> [Required work]:
Copy out the listing below line for line, with no changes.

> [Data provided]:
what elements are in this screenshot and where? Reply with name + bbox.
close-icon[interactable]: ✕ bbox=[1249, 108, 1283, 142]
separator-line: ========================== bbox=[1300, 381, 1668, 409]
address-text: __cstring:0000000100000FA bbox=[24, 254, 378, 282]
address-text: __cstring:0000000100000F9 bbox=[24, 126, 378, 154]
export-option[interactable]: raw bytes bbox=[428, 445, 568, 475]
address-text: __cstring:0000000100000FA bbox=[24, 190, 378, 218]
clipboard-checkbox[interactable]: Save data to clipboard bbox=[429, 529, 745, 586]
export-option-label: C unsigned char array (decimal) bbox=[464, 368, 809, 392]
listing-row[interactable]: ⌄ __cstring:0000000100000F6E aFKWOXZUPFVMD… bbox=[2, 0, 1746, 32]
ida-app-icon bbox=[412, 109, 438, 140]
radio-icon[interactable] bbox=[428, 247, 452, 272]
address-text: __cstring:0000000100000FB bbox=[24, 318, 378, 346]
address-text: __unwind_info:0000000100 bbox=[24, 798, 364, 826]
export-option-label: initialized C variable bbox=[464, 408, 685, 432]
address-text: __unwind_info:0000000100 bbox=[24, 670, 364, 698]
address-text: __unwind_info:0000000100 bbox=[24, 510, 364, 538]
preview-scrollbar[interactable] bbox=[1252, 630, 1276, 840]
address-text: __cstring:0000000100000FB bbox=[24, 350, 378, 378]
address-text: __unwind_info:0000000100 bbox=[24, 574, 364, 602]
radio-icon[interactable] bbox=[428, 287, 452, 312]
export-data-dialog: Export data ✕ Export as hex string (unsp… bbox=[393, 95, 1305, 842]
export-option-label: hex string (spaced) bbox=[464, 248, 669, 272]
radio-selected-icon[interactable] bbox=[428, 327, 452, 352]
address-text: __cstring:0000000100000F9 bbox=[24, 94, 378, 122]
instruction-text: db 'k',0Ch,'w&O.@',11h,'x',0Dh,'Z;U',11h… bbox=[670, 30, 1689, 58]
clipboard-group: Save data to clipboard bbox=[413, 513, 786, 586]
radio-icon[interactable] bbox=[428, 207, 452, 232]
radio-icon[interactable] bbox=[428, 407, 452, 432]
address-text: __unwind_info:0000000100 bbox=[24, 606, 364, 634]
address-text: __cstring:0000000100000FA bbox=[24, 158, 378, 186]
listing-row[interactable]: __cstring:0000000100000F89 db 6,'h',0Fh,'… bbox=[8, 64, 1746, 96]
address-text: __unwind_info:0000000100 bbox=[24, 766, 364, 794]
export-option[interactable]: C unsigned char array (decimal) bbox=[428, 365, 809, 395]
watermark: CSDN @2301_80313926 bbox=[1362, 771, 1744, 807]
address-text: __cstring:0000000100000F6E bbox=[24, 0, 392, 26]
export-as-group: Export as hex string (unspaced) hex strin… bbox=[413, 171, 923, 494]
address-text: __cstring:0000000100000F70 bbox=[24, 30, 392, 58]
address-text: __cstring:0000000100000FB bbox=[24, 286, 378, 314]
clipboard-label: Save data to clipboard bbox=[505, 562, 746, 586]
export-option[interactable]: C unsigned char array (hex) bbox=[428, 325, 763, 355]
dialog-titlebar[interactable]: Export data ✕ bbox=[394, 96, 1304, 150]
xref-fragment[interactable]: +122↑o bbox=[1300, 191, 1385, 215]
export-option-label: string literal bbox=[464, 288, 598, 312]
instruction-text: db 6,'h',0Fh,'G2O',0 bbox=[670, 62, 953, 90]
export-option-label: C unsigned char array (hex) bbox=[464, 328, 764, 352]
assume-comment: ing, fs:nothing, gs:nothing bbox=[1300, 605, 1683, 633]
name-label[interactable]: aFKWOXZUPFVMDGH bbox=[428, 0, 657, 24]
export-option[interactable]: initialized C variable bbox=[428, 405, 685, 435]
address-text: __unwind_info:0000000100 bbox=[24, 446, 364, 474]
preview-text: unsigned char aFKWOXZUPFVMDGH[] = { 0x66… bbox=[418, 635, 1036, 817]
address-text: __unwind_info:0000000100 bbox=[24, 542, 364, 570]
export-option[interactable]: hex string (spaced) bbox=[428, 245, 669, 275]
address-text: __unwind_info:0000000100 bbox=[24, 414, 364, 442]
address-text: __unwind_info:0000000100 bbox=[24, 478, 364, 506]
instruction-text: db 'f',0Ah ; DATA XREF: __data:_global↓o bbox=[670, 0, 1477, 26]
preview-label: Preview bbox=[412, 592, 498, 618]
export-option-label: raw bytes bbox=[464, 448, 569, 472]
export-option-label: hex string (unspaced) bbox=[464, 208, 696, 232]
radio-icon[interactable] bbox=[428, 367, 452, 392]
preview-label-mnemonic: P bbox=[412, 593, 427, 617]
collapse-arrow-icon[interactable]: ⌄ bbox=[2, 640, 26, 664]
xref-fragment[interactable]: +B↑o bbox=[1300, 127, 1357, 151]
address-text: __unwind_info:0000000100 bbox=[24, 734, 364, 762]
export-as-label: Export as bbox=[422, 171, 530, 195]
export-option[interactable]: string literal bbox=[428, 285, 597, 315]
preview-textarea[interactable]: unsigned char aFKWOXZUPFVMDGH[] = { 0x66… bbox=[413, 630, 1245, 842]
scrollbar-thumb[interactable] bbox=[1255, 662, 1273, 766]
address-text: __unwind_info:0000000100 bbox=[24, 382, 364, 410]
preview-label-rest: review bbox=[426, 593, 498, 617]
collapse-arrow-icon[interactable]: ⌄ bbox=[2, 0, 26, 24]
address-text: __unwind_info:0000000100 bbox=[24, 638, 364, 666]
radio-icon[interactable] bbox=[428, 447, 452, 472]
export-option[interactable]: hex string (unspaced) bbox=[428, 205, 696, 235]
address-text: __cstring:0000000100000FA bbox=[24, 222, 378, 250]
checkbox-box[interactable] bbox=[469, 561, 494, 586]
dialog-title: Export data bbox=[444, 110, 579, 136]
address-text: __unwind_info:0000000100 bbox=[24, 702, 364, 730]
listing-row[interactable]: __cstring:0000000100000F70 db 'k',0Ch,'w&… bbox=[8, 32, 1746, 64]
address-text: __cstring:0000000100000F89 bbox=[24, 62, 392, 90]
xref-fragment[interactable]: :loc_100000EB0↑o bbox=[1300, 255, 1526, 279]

> [Output below]:
what elements are in this screenshot and where? Reply with name + bbox.
close-icon[interactable]: ✕ bbox=[1249, 108, 1283, 142]
separator-line: ========================== bbox=[1300, 381, 1668, 409]
address-text: __cstring:0000000100000FA bbox=[24, 254, 378, 282]
address-text: __cstring:0000000100000F9 bbox=[24, 126, 378, 154]
export-option[interactable]: raw bytes bbox=[428, 445, 568, 475]
address-text: __cstring:0000000100000FA bbox=[24, 190, 378, 218]
clipboard-checkbox[interactable]: Save data to clipboard bbox=[429, 529, 745, 586]
export-option-label: C unsigned char array (decimal) bbox=[464, 368, 809, 392]
listing-row[interactable]: ⌄ __cstring:0000000100000F6E aFKWOXZUPFVMD… bbox=[2, 0, 1746, 32]
ida-app-icon bbox=[412, 109, 438, 140]
radio-icon[interactable] bbox=[428, 247, 452, 272]
address-text: __cstring:0000000100000FB bbox=[24, 318, 378, 346]
address-text: __unwind_info:0000000100 bbox=[24, 798, 364, 826]
export-option-label: initialized C variable bbox=[464, 408, 685, 432]
address-text: __unwind_info:0000000100 bbox=[24, 670, 364, 698]
address-text: __unwind_info:0000000100 bbox=[24, 510, 364, 538]
preview-scrollbar[interactable] bbox=[1252, 630, 1276, 840]
address-text: __cstring:0000000100000FB bbox=[24, 350, 378, 378]
address-text: __unwind_info:0000000100 bbox=[24, 574, 364, 602]
radio-icon[interactable] bbox=[428, 287, 452, 312]
export-data-dialog: Export data ✕ Export as hex string (unsp… bbox=[393, 95, 1305, 842]
export-option-label: hex string (spaced) bbox=[464, 248, 669, 272]
radio-selected-icon[interactable] bbox=[428, 327, 452, 352]
address-text: __cstring:0000000100000F9 bbox=[24, 94, 378, 122]
instruction-text: db 'k',0Ch,'w&O.@',11h,'x',0Dh,'Z;U',11h… bbox=[670, 30, 1689, 58]
clipboard-group: Save data to clipboard bbox=[413, 513, 786, 586]
radio-icon[interactable] bbox=[428, 207, 452, 232]
radio-icon[interactable] bbox=[428, 407, 452, 432]
address-text: __unwind_info:0000000100 bbox=[24, 606, 364, 634]
address-text: __cstring:0000000100000FA bbox=[24, 158, 378, 186]
listing-row[interactable]: __cstring:0000000100000F89 db 6,'h',0Fh,'… bbox=[8, 64, 1746, 96]
address-text: __unwind_info:0000000100 bbox=[24, 766, 364, 794]
export-option[interactable]: C unsigned char array (decimal) bbox=[428, 365, 809, 395]
watermark: CSDN @2301_80313926 bbox=[1362, 771, 1744, 807]
address-text: __cstring:0000000100000F6E bbox=[24, 0, 392, 26]
export-as-group: Export as hex string (unspaced) hex strin… bbox=[413, 171, 923, 494]
address-text: __cstring:0000000100000F70 bbox=[24, 30, 392, 58]
address-text: __cstring:0000000100000FB bbox=[24, 286, 378, 314]
clipboard-label: Save data to clipboard bbox=[505, 562, 746, 586]
export-option[interactable]: C unsigned char array (hex) bbox=[428, 325, 763, 355]
dialog-titlebar[interactable]: Export data ✕ bbox=[394, 96, 1304, 150]
xref-fragment[interactable]: +122↑o bbox=[1300, 191, 1385, 215]
export-option-label: string literal bbox=[464, 288, 598, 312]
instruction-text: db 6,'h',0Fh,'G2O',0 bbox=[670, 62, 953, 90]
export-option-label: C unsigned char array (hex) bbox=[464, 328, 764, 352]
assume-comment: ing, fs:nothing, gs:nothing bbox=[1300, 605, 1683, 633]
name-label[interactable]: aFKWOXZUPFVMDGH bbox=[428, 0, 657, 24]
export-option[interactable]: initialized C variable bbox=[428, 405, 685, 435]
address-text: __unwind_info:0000000100 bbox=[24, 446, 364, 474]
preview-text: unsigned char aFKWOXZUPFVMDGH[] = { 0x66… bbox=[418, 635, 1036, 817]
address-text: __unwind_info:0000000100 bbox=[24, 542, 364, 570]
export-option[interactable]: hex string (spaced) bbox=[428, 245, 669, 275]
address-text: __unwind_info:0000000100 bbox=[24, 414, 364, 442]
address-text: __unwind_info:0000000100 bbox=[24, 478, 364, 506]
instruction-text: db 'f',0Ah ; DATA XREF: __data:_global↓o bbox=[670, 0, 1477, 26]
preview-label: Preview bbox=[412, 592, 498, 618]
export-option-label: raw bytes bbox=[464, 448, 569, 472]
export-option-label: hex string (unspaced) bbox=[464, 208, 696, 232]
radio-icon[interactable] bbox=[428, 367, 452, 392]
preview-label-mnemonic: P bbox=[412, 593, 427, 617]
collapse-arrow-icon[interactable]: ⌄ bbox=[2, 640, 26, 664]
xref-fragment[interactable]: +B↑o bbox=[1300, 127, 1357, 151]
address-text: __unwind_info:0000000100 bbox=[24, 734, 364, 762]
export-as-label: Export as bbox=[422, 171, 530, 195]
export-option[interactable]: string literal bbox=[428, 285, 597, 315]
preview-textarea[interactable]: unsigned char aFKWOXZUPFVMDGH[] = { 0x66… bbox=[413, 630, 1245, 842]
scrollbar-thumb[interactable] bbox=[1255, 662, 1273, 766]
address-text: __unwind_info:0000000100 bbox=[24, 382, 364, 410]
preview-label-rest: review bbox=[426, 593, 498, 617]
collapse-arrow-icon[interactable]: ⌄ bbox=[2, 0, 26, 24]
address-text: __unwind_info:0000000100 bbox=[24, 638, 364, 666]
radio-icon[interactable] bbox=[428, 447, 452, 472]
export-option[interactable]: hex string (unspaced) bbox=[428, 205, 696, 235]
address-text: __cstring:0000000100000FA bbox=[24, 222, 378, 250]
checkbox-box[interactable] bbox=[469, 561, 494, 586]
dialog-title: Export data bbox=[444, 110, 579, 136]
address-text: __unwind_info:0000000100 bbox=[24, 702, 364, 730]
listing-row[interactable]: __cstring:0000000100000F70 db 'k',0Ch,'w&… bbox=[8, 32, 1746, 64]
address-text: __cstring:0000000100000F89 bbox=[24, 62, 392, 90]
xref-fragment[interactable]: :loc_100000EB0↑o bbox=[1300, 255, 1526, 279]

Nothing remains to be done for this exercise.